▶ **STATED EXERCISE**
Give every entry again, unchanged, and leave its images out.

# # # # # # #

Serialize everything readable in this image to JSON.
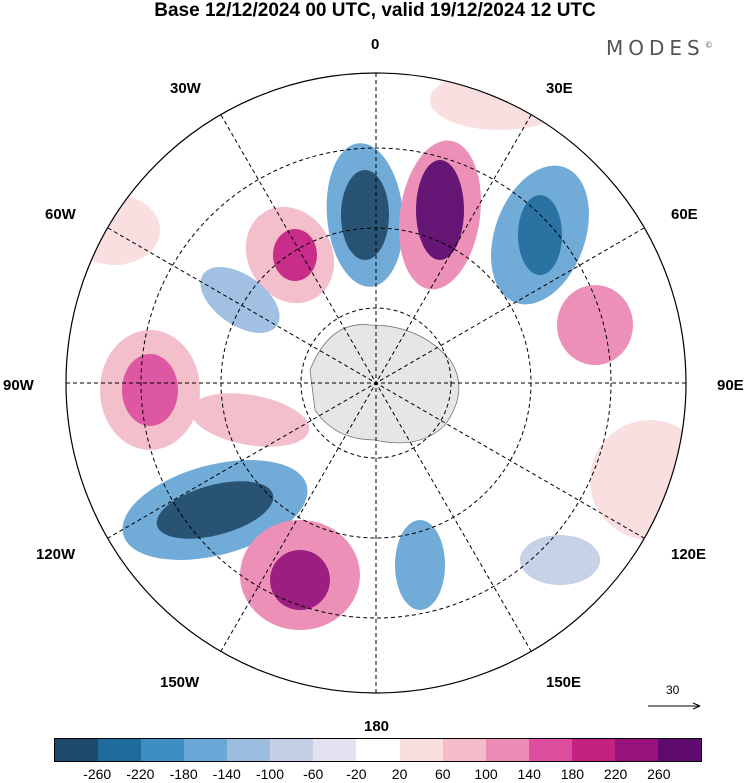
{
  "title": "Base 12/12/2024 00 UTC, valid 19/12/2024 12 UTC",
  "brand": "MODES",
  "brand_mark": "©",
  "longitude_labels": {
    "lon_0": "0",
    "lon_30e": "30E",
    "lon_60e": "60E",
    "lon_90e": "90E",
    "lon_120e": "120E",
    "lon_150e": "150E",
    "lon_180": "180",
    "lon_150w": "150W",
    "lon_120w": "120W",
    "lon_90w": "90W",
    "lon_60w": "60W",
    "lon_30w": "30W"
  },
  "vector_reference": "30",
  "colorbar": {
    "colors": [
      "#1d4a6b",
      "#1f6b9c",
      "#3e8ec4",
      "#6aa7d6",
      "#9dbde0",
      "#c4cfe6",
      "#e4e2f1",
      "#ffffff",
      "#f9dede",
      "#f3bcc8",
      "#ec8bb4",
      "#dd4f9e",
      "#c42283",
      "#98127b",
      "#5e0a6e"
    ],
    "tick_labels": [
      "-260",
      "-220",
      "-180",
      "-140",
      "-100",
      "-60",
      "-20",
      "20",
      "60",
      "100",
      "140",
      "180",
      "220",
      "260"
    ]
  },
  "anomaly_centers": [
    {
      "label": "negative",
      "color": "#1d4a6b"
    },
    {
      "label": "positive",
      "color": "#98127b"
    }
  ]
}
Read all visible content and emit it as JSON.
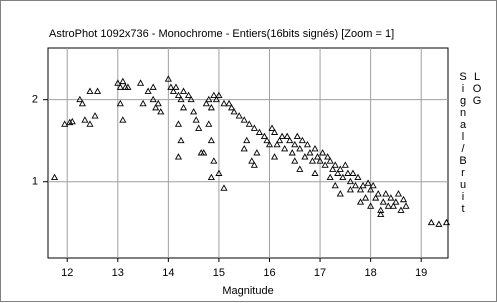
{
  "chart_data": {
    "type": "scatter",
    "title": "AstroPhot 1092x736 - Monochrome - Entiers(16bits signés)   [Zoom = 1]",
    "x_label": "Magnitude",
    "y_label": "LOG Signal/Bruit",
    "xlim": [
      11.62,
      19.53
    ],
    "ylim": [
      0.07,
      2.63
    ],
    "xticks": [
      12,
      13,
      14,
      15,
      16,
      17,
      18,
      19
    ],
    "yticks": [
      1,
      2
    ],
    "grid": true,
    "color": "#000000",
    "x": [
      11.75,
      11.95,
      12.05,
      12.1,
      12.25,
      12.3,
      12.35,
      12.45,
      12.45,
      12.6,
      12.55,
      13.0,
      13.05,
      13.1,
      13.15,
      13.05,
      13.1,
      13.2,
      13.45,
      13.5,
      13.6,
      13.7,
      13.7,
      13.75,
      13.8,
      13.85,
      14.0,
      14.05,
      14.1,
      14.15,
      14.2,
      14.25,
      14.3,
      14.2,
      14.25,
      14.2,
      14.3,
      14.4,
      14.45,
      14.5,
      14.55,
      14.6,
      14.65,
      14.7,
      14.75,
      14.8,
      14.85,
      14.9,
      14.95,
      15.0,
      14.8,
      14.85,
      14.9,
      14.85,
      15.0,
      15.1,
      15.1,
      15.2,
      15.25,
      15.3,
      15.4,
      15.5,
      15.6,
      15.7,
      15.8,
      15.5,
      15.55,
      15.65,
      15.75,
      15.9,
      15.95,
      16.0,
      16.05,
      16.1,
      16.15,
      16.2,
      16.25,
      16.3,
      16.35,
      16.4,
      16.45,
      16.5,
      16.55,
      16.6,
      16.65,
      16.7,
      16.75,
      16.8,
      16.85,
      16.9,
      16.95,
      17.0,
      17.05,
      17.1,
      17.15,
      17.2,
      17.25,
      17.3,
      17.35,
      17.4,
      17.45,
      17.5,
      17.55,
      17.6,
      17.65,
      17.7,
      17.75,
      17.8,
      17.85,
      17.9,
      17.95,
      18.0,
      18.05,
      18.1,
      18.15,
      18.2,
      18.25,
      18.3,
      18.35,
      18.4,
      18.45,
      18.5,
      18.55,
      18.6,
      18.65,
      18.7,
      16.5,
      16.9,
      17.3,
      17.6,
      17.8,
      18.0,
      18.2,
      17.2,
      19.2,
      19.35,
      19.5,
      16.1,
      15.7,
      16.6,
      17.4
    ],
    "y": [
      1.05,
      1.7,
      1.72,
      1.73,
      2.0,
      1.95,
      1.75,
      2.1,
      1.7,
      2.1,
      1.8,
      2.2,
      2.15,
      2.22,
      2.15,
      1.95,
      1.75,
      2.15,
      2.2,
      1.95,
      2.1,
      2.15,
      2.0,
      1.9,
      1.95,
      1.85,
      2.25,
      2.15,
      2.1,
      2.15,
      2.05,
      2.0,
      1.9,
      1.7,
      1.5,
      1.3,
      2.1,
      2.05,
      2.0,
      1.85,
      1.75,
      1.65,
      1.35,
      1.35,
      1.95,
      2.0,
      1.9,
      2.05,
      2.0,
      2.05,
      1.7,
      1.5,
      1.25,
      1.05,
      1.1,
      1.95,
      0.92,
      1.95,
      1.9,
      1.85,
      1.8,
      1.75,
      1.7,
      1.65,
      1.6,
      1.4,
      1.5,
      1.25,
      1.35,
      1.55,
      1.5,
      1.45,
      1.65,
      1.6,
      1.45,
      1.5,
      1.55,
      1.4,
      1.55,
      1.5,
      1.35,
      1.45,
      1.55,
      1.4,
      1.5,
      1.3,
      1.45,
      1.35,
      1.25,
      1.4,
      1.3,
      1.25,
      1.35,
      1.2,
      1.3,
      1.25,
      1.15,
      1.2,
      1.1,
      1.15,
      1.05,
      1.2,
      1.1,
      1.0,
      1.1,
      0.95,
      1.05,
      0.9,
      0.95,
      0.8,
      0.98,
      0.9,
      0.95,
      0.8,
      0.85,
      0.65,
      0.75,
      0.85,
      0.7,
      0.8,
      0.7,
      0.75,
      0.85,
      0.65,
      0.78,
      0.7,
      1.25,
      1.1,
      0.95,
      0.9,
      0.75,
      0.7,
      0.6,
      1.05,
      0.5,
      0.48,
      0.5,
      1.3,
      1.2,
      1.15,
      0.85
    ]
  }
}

# # # # # # #

▶ **TASK RESPONSE**
Serialize everything readable in this image to JSON.
{
  "title": "Base 12/12/2024 00 UTC, valid 19/12/2024 12 UTC",
  "brand": "MODES",
  "brand_mark": "©",
  "longitude_labels": {
    "lon_0": "0",
    "lon_30e": "30E",
    "lon_60e": "60E",
    "lon_90e": "90E",
    "lon_120e": "120E",
    "lon_150e": "150E",
    "lon_180": "180",
    "lon_150w": "150W",
    "lon_120w": "120W",
    "lon_90w": "90W",
    "lon_60w": "60W",
    "lon_30w": "30W"
  },
  "vector_reference": "30",
  "colorbar": {
    "colors": [
      "#1d4a6b",
      "#1f6b9c",
      "#3e8ec4",
      "#6aa7d6",
      "#9dbde0",
      "#c4cfe6",
      "#e4e2f1",
      "#ffffff",
      "#f9dede",
      "#f3bcc8",
      "#ec8bb4",
      "#dd4f9e",
      "#c42283",
      "#98127b",
      "#5e0a6e"
    ],
    "tick_labels": [
      "-260",
      "-220",
      "-180",
      "-140",
      "-100",
      "-60",
      "-20",
      "20",
      "60",
      "100",
      "140",
      "180",
      "220",
      "260"
    ]
  },
  "anomaly_centers": [
    {
      "label": "negative",
      "color": "#1d4a6b"
    },
    {
      "label": "positive",
      "color": "#98127b"
    }
  ]
}
Read all visible content and emit it as JSON.
{
  "chart_data": {
    "type": "scatter",
    "title": "AstroPhot 1092x736 - Monochrome - Entiers(16bits signés)   [Zoom = 1]",
    "x_label": "Magnitude",
    "y_label": "LOG Signal/Bruit",
    "xlim": [
      11.62,
      19.53
    ],
    "ylim": [
      0.07,
      2.63
    ],
    "xticks": [
      12,
      13,
      14,
      15,
      16,
      17,
      18,
      19
    ],
    "yticks": [
      1,
      2
    ],
    "grid": true,
    "color": "#000000",
    "x": [
      11.75,
      11.95,
      12.05,
      12.1,
      12.25,
      12.3,
      12.35,
      12.45,
      12.45,
      12.6,
      12.55,
      13.0,
      13.05,
      13.1,
      13.15,
      13.05,
      13.1,
      13.2,
      13.45,
      13.5,
      13.6,
      13.7,
      13.7,
      13.75,
      13.8,
      13.85,
      14.0,
      14.05,
      14.1,
      14.15,
      14.2,
      14.25,
      14.3,
      14.2,
      14.25,
      14.2,
      14.3,
      14.4,
      14.45,
      14.5,
      14.55,
      14.6,
      14.65,
      14.7,
      14.75,
      14.8,
      14.85,
      14.9,
      14.95,
      15.0,
      14.8,
      14.85,
      14.9,
      14.85,
      15.0,
      15.1,
      15.1,
      15.2,
      15.25,
      15.3,
      15.4,
      15.5,
      15.6,
      15.7,
      15.8,
      15.5,
      15.55,
      15.65,
      15.75,
      15.9,
      15.95,
      16.0,
      16.05,
      16.1,
      16.15,
      16.2,
      16.25,
      16.3,
      16.35,
      16.4,
      16.45,
      16.5,
      16.55,
      16.6,
      16.65,
      16.7,
      16.75,
      16.8,
      16.85,
      16.9,
      16.95,
      17.0,
      17.05,
      17.1,
      17.15,
      17.2,
      17.25,
      17.3,
      17.35,
      17.4,
      17.45,
      17.5,
      17.55,
      17.6,
      17.65,
      17.7,
      17.75,
      17.8,
      17.85,
      17.9,
      17.95,
      18.0,
      18.05,
      18.1,
      18.15,
      18.2,
      18.25,
      18.3,
      18.35,
      18.4,
      18.45,
      18.5,
      18.55,
      18.6,
      18.65,
      18.7,
      16.5,
      16.9,
      17.3,
      17.6,
      17.8,
      18.0,
      18.2,
      17.2,
      19.2,
      19.35,
      19.5,
      16.1,
      15.7,
      16.6,
      17.4
    ],
    "y": [
      1.05,
      1.7,
      1.72,
      1.73,
      2.0,
      1.95,
      1.75,
      2.1,
      1.7,
      2.1,
      1.8,
      2.2,
      2.15,
      2.22,
      2.15,
      1.95,
      1.75,
      2.15,
      2.2,
      1.95,
      2.1,
      2.15,
      2.0,
      1.9,
      1.95,
      1.85,
      2.25,
      2.15,
      2.1,
      2.15,
      2.05,
      2.0,
      1.9,
      1.7,
      1.5,
      1.3,
      2.1,
      2.05,
      2.0,
      1.85,
      1.75,
      1.65,
      1.35,
      1.35,
      1.95,
      2.0,
      1.9,
      2.05,
      2.0,
      2.05,
      1.7,
      1.5,
      1.25,
      1.05,
      1.1,
      1.95,
      0.92,
      1.95,
      1.9,
      1.85,
      1.8,
      1.75,
      1.7,
      1.65,
      1.6,
      1.4,
      1.5,
      1.25,
      1.35,
      1.55,
      1.5,
      1.45,
      1.65,
      1.6,
      1.45,
      1.5,
      1.55,
      1.4,
      1.55,
      1.5,
      1.35,
      1.45,
      1.55,
      1.4,
      1.5,
      1.3,
      1.45,
      1.35,
      1.25,
      1.4,
      1.3,
      1.25,
      1.35,
      1.2,
      1.3,
      1.25,
      1.15,
      1.2,
      1.1,
      1.15,
      1.05,
      1.2,
      1.1,
      1.0,
      1.1,
      0.95,
      1.05,
      0.9,
      0.95,
      0.8,
      0.98,
      0.9,
      0.95,
      0.8,
      0.85,
      0.65,
      0.75,
      0.85,
      0.7,
      0.8,
      0.7,
      0.75,
      0.85,
      0.65,
      0.78,
      0.7,
      1.25,
      1.1,
      0.95,
      0.9,
      0.75,
      0.7,
      0.6,
      1.05,
      0.5,
      0.48,
      0.5,
      1.3,
      1.2,
      1.15,
      0.85
    ]
  }
}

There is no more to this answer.